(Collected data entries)
%%

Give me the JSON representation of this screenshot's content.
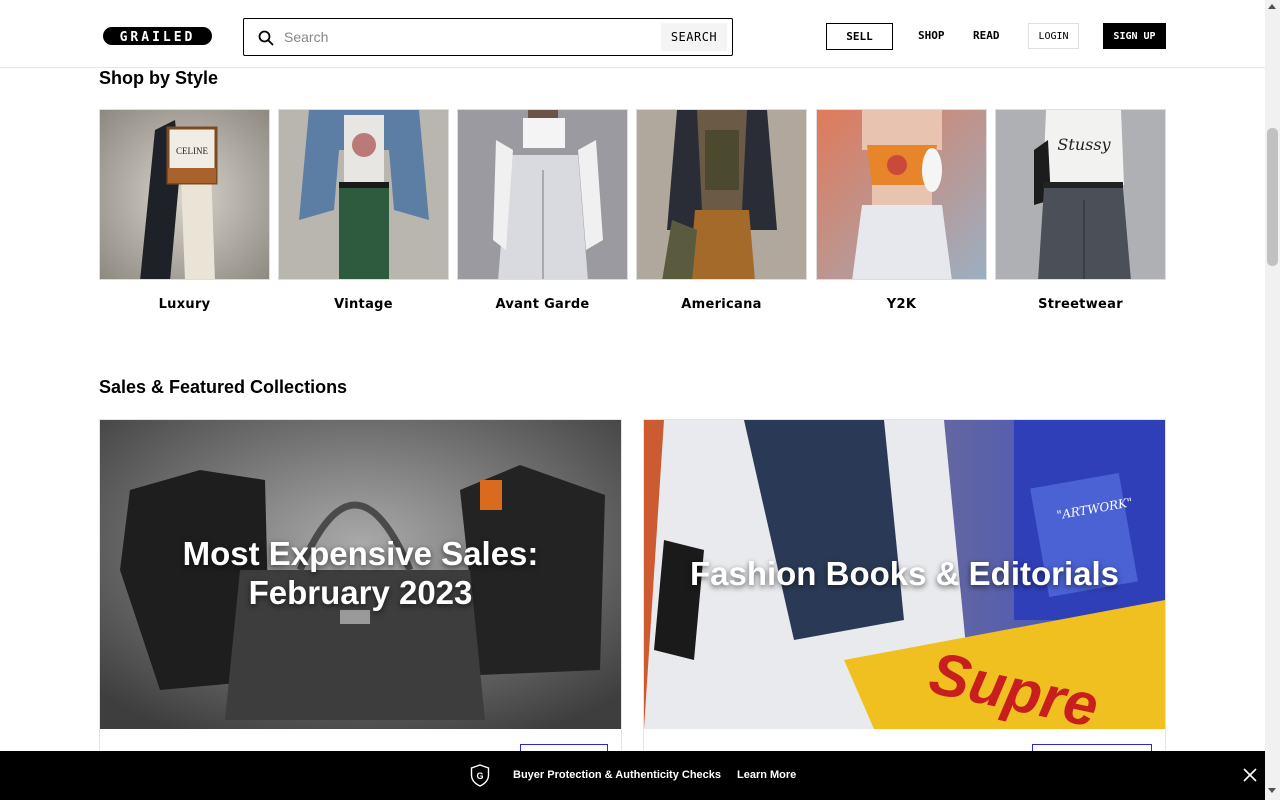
{
  "header": {
    "logo_text": "GRAILED",
    "search": {
      "placeholder": "Search",
      "button_label": "SEARCH"
    },
    "sell_label": "SELL",
    "shop_label": "SHOP",
    "read_label": "READ",
    "login_label": "LOGIN",
    "signup_label": "SIGN UP"
  },
  "shop_by_style": {
    "title": "Shop by Style",
    "items": [
      {
        "label": "Luxury"
      },
      {
        "label": "Vintage"
      },
      {
        "label": "Avant Garde"
      },
      {
        "label": "Americana"
      },
      {
        "label": "Y2K"
      },
      {
        "label": "Streetwear"
      }
    ]
  },
  "collections": {
    "title": "Sales & Featured Collections",
    "items": [
      {
        "title_line1": "Most Expensive Sales:",
        "title_line2": "February 2023"
      },
      {
        "title_line1": "Fashion Books & Editorials"
      }
    ]
  },
  "banner": {
    "icon_letter": "G",
    "text": "Buyer Protection & Authenticity Checks",
    "link": "Learn More"
  },
  "colors": {
    "accent": "#2a2acb",
    "banner_bg": "#000000"
  }
}
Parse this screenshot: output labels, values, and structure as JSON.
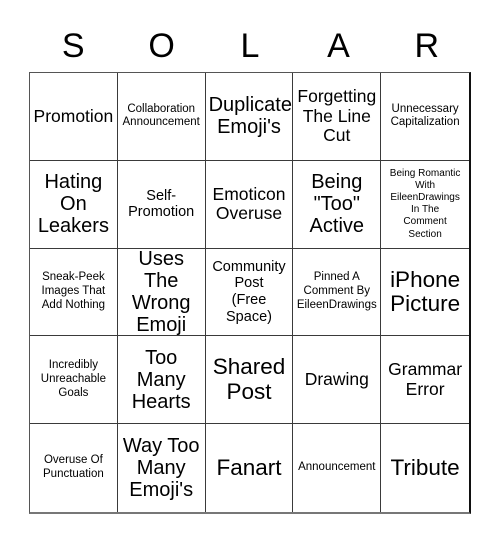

%%

**Given problem**
Search the listing above for the string "this". Copy every line that contains it.

**Completed exercise**
Give me the JSON representation of this screenshot's content.
Parse this screenshot: output labels, values, and structure as JSON.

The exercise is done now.